Identify all lines in the data containing the string "units". Copy them out.

## Data provided
* BEGIN *
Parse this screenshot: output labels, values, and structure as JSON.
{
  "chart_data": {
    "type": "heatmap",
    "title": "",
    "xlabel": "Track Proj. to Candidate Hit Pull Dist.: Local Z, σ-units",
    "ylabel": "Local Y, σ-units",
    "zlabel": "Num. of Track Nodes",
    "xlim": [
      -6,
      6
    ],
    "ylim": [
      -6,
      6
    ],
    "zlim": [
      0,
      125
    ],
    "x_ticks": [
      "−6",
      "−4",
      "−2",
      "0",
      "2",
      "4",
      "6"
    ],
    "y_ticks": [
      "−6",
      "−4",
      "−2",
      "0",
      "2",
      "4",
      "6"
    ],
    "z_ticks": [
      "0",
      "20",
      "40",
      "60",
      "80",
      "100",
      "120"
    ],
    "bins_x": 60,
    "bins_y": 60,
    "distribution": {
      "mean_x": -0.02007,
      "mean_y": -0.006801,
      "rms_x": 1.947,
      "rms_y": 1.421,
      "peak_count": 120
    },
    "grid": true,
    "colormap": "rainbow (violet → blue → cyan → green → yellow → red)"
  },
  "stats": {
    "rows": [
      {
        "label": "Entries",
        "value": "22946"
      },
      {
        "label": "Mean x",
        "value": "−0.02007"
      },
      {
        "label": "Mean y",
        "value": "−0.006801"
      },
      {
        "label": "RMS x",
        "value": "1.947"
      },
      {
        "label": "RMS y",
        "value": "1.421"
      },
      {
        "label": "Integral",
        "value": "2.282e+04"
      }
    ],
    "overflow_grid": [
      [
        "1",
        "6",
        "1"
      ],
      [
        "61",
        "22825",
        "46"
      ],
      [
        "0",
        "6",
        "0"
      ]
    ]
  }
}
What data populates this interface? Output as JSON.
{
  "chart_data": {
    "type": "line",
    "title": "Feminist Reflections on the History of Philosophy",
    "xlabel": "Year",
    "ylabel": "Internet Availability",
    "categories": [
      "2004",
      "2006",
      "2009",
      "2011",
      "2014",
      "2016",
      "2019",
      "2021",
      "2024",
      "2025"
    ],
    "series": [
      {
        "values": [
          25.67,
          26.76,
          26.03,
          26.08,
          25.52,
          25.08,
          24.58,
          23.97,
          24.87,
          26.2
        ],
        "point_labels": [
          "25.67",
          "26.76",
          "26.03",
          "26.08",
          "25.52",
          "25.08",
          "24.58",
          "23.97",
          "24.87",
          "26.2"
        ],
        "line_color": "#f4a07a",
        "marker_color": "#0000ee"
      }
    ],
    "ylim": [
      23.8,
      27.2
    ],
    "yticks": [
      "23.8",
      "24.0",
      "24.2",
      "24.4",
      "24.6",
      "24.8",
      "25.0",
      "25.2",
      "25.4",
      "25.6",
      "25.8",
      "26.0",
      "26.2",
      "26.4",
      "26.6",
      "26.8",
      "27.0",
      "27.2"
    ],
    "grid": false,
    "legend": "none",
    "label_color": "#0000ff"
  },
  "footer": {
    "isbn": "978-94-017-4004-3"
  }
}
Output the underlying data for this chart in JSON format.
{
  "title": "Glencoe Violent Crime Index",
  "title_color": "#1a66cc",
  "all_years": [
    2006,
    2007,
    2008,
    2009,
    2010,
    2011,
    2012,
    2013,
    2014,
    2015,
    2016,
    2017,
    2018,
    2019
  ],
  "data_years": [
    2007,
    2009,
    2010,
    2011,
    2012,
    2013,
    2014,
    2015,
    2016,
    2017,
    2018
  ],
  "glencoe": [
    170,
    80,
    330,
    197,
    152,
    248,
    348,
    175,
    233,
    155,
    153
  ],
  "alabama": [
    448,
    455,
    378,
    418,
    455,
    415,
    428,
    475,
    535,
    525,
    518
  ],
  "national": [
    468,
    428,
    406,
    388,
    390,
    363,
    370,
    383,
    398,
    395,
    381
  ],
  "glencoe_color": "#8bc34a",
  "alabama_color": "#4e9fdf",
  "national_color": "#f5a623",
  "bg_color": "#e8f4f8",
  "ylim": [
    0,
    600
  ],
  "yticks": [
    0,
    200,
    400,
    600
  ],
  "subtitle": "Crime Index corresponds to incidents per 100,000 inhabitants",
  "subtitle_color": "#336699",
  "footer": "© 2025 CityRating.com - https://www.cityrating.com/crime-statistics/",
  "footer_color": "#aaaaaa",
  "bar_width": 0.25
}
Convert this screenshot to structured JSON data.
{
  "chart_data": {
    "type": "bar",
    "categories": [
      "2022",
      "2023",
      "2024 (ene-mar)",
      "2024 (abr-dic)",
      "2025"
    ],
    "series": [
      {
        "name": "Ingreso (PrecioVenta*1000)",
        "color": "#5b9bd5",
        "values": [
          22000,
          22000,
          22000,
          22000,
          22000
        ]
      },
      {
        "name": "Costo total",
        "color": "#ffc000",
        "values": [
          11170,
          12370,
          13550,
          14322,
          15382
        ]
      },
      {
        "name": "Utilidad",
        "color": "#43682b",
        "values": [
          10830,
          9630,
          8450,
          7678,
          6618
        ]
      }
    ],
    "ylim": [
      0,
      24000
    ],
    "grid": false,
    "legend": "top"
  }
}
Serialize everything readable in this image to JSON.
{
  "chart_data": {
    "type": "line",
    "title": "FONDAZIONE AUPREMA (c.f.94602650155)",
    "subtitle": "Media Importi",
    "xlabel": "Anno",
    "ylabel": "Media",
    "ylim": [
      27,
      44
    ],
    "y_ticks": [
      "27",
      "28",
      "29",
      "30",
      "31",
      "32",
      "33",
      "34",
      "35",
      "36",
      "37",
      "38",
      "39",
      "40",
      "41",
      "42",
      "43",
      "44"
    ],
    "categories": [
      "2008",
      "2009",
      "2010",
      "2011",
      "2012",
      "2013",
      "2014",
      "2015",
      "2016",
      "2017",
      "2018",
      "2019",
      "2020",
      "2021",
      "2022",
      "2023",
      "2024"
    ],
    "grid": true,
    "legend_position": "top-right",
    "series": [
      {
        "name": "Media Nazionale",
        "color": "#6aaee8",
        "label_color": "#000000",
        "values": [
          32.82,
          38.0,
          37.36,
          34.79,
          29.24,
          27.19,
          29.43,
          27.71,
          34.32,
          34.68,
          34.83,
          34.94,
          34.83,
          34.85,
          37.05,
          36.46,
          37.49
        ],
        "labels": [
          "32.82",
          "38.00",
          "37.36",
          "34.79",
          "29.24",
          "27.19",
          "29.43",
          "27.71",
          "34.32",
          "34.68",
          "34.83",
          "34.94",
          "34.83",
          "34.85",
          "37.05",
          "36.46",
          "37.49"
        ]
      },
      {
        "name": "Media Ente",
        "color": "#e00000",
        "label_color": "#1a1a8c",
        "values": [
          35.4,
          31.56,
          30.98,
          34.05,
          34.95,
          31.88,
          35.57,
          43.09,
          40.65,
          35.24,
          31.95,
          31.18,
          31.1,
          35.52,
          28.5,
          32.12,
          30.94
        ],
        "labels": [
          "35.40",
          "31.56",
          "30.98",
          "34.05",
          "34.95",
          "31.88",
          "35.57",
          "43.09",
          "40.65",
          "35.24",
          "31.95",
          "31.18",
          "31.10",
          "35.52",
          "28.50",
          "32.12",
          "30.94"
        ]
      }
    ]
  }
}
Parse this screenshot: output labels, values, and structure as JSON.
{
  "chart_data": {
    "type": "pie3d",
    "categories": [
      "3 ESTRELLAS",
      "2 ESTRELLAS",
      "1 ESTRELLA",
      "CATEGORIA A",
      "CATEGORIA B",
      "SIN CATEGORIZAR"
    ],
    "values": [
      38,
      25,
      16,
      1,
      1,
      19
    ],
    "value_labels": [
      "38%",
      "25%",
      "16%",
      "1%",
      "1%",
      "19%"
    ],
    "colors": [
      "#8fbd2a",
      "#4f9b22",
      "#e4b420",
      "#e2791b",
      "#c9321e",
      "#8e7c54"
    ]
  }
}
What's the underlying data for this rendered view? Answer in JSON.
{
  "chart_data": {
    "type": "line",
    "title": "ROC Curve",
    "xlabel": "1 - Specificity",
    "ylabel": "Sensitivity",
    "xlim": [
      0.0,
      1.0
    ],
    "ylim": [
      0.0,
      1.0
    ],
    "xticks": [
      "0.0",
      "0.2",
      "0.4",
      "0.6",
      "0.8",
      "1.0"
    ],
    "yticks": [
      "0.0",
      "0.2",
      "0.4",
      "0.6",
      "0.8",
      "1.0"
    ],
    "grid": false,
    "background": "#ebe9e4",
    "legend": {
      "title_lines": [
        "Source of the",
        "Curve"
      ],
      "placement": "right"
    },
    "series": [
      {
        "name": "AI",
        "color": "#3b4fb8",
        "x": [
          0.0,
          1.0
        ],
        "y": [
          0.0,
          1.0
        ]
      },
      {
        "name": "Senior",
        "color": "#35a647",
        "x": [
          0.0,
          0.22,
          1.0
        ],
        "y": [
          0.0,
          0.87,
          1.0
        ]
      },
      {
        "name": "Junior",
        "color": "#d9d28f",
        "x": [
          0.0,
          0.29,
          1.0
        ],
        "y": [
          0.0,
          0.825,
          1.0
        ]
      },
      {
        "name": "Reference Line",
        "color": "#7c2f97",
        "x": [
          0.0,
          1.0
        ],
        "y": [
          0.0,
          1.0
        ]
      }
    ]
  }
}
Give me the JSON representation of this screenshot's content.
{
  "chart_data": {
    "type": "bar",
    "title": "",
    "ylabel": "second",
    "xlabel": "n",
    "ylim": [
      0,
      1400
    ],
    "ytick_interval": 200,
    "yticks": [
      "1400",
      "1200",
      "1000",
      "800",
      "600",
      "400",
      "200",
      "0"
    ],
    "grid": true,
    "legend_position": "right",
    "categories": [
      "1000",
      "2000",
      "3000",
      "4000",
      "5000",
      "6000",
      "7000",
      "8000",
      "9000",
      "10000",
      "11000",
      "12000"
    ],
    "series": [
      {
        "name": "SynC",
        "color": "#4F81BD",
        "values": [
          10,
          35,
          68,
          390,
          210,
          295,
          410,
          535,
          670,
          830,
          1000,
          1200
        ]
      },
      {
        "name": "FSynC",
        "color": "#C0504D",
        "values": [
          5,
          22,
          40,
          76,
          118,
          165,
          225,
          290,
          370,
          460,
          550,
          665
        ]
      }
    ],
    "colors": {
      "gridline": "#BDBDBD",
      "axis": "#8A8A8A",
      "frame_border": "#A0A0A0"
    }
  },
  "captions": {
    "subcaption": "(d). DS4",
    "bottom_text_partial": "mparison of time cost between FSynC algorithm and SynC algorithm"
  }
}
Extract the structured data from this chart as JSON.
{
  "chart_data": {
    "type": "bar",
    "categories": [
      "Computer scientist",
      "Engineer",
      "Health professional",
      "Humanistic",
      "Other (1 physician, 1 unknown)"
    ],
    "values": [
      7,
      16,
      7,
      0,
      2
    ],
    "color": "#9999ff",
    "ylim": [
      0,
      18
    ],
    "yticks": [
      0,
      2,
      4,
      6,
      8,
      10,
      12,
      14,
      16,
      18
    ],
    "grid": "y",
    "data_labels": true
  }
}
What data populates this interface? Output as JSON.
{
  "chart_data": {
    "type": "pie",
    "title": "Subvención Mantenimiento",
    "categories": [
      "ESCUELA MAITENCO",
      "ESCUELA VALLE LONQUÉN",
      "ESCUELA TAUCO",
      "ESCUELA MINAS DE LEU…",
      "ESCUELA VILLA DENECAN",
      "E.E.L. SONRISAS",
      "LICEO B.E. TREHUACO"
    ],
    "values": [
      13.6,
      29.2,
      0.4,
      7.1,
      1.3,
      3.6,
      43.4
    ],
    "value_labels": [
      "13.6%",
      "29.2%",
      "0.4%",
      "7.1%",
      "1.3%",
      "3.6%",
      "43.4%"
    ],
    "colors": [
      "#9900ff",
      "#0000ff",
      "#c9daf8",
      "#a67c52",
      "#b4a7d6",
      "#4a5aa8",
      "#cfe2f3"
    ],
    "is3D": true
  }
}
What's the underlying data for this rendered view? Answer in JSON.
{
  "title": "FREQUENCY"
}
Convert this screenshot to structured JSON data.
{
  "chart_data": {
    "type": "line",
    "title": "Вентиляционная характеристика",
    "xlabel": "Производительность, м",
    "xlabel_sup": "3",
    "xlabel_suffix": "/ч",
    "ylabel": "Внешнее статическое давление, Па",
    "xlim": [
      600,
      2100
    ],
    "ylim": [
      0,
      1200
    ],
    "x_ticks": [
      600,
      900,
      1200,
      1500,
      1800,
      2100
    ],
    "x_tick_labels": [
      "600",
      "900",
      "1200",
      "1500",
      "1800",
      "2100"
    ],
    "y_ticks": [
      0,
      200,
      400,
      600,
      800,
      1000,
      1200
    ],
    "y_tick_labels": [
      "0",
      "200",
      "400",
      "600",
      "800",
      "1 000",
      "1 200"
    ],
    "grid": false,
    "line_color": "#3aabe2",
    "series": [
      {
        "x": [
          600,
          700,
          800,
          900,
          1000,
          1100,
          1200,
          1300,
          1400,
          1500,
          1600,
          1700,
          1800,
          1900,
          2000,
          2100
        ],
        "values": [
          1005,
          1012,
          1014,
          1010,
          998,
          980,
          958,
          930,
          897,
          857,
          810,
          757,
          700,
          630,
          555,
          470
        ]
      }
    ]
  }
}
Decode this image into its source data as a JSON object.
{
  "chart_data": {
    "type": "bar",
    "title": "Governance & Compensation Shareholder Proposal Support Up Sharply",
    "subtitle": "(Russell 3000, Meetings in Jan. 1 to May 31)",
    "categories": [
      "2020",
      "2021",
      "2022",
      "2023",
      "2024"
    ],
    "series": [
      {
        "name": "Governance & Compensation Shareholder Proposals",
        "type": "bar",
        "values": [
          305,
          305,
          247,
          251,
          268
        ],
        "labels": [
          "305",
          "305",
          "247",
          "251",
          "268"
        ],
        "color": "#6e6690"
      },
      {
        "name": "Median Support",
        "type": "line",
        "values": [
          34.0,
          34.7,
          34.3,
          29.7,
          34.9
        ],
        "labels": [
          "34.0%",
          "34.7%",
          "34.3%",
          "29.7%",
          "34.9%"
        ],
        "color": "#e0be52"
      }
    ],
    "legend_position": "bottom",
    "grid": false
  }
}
* END *
## Finished task
    "xlabel": "Track Proj. to Candidate Hit Pull Dist.: Local Z, σ-units",
    "ylabel": "Local Y, σ-units",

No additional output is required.